Problem statement:
Reproduce the data word for word, starting at its very first line and ending with the line that contains "- vertical-bar-icon: |: [6, 424, 22, 466]", with both of those lines included.

## start Records provided

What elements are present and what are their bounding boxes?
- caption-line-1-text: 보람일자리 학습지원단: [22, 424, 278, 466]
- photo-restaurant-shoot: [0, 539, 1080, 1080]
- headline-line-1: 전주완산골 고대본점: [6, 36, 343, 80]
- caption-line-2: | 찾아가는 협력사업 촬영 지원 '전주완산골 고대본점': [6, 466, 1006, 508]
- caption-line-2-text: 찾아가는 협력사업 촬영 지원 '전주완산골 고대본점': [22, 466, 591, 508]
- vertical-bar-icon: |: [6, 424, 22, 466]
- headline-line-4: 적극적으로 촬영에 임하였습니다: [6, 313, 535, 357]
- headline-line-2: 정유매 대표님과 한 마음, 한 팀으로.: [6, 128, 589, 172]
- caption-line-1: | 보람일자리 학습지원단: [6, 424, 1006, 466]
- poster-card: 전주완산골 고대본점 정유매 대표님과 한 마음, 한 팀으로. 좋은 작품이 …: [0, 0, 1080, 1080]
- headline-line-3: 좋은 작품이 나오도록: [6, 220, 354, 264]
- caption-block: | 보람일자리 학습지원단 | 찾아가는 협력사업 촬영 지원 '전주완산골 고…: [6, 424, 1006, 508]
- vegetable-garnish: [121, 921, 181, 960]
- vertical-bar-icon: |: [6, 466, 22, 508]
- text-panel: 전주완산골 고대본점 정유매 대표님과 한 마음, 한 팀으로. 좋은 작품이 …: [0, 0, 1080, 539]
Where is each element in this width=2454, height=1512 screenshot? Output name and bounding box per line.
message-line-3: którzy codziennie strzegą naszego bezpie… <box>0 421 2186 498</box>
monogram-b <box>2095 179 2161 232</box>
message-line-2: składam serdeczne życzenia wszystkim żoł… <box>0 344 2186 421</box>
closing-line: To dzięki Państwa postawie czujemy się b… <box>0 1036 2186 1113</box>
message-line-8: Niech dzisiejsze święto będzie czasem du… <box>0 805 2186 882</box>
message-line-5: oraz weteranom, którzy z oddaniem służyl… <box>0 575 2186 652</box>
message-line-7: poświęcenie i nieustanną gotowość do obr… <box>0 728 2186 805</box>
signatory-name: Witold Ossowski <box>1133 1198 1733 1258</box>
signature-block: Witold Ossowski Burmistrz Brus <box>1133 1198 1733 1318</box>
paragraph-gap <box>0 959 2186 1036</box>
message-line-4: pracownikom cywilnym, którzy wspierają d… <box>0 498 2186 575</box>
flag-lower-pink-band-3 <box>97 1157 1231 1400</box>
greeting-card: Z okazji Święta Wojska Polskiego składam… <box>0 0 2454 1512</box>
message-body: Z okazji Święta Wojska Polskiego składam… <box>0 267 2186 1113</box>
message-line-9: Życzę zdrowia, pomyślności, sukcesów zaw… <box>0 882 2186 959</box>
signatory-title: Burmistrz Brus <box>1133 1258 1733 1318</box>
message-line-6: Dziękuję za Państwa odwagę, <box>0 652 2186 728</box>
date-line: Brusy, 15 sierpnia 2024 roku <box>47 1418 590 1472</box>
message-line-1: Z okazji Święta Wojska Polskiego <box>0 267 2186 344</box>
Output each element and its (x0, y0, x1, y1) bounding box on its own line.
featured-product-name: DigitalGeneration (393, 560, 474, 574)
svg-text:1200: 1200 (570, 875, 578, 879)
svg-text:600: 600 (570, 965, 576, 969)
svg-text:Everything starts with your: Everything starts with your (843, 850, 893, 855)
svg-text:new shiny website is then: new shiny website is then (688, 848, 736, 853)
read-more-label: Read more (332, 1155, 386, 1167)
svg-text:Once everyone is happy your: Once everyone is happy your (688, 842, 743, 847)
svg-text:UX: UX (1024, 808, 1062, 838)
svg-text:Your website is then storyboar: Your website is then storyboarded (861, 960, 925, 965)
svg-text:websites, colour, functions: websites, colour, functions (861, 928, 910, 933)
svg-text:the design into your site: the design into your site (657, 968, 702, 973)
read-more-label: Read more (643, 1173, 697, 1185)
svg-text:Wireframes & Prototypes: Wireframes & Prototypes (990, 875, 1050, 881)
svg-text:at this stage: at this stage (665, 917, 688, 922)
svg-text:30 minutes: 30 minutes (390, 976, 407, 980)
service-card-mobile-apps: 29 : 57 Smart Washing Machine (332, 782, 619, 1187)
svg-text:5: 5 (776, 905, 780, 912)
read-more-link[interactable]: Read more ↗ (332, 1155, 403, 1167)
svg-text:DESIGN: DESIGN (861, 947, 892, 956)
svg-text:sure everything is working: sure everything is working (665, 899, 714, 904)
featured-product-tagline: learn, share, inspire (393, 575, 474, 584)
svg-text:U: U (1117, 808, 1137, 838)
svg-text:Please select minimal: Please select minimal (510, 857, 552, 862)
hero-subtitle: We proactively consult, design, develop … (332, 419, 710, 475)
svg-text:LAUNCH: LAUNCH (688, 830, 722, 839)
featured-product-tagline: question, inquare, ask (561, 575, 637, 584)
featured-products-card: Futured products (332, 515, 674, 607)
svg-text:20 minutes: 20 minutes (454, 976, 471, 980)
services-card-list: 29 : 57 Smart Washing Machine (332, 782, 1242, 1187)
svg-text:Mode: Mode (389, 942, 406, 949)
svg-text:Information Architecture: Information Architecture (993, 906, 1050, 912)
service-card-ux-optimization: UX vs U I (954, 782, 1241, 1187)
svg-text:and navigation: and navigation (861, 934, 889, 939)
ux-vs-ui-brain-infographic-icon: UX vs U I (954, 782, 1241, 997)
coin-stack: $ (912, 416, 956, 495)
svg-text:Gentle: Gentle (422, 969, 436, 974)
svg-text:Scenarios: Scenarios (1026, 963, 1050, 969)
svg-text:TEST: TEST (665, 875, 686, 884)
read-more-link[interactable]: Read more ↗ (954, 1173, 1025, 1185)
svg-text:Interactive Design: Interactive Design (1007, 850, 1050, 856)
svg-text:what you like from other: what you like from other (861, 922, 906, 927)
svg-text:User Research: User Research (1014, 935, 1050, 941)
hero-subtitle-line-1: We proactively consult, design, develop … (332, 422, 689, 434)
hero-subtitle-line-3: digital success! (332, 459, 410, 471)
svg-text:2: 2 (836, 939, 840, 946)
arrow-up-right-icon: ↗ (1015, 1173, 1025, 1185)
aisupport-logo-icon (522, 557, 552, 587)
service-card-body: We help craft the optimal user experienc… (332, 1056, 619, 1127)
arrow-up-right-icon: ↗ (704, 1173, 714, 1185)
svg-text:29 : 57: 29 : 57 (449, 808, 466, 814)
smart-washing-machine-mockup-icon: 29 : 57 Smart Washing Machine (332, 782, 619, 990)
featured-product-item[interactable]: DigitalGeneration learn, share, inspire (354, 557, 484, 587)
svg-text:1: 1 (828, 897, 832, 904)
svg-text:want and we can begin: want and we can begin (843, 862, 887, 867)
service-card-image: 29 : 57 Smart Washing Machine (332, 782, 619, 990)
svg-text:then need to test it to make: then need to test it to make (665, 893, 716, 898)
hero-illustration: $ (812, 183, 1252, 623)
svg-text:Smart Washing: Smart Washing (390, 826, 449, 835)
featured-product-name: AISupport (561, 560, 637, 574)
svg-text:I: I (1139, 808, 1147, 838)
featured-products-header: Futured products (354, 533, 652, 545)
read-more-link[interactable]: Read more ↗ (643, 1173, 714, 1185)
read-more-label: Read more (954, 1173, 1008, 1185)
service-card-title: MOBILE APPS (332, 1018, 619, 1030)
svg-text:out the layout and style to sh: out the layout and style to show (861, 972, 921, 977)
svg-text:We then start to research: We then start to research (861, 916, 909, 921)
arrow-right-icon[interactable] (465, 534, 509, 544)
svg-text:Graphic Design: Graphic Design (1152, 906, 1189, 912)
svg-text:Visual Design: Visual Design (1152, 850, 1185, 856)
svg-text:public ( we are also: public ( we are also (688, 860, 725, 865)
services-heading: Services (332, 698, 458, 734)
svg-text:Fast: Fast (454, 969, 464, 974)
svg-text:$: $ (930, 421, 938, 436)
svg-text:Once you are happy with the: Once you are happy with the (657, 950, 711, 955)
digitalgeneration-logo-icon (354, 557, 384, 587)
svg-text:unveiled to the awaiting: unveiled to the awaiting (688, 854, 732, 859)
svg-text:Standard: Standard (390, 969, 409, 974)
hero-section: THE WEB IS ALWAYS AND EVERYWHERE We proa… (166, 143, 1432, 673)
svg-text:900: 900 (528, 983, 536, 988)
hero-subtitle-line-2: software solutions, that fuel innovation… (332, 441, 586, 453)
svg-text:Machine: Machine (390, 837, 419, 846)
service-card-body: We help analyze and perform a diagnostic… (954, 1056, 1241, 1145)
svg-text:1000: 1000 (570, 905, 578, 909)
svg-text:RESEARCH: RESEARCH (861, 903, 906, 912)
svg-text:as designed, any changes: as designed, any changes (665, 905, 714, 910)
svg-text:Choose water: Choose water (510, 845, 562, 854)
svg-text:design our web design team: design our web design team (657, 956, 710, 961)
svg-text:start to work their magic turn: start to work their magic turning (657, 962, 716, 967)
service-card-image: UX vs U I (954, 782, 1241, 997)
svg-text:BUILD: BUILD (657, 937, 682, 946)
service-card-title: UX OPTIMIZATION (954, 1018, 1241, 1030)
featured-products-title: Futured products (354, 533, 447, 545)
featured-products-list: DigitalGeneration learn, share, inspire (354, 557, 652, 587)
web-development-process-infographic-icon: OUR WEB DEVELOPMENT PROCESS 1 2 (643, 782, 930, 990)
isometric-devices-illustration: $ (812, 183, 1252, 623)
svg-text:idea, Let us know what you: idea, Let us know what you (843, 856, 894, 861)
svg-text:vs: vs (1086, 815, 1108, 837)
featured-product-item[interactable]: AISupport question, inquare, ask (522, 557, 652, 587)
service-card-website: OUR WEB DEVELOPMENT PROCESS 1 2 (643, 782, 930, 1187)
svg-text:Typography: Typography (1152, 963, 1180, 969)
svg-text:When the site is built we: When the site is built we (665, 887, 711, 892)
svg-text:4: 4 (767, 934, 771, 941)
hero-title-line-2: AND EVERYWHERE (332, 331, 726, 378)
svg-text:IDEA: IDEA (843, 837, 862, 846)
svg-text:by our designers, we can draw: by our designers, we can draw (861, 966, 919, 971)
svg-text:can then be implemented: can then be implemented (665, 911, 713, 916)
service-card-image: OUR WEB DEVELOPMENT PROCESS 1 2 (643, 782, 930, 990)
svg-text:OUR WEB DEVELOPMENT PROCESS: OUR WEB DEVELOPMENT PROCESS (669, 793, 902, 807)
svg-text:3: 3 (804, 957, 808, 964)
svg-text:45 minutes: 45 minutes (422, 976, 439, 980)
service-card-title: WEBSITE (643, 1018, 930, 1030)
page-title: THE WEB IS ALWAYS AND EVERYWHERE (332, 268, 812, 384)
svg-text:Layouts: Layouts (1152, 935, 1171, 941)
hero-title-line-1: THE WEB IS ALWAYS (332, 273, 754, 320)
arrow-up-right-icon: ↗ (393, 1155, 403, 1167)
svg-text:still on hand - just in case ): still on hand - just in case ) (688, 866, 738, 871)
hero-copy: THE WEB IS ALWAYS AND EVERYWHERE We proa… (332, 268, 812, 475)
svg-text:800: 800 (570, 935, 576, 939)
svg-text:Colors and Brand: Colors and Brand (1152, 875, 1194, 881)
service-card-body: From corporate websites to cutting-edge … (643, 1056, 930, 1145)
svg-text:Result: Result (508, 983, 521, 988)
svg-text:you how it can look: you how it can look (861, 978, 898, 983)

## end Records provided

Final answer:
What elements are present and what are their bounding boxes?
- caption-line-1-text: 보람일자리 학습지원단: [22, 424, 278, 466]
- photo-restaurant-shoot: [0, 539, 1080, 1080]
- headline-line-1: 전주완산골 고대본점: [6, 36, 343, 80]
- caption-line-2: | 찾아가는 협력사업 촬영 지원 '전주완산골 고대본점': [6, 466, 1006, 508]
- caption-line-2-text: 찾아가는 협력사업 촬영 지원 '전주완산골 고대본점': [22, 466, 591, 508]
- vertical-bar-icon: |: [6, 424, 22, 466]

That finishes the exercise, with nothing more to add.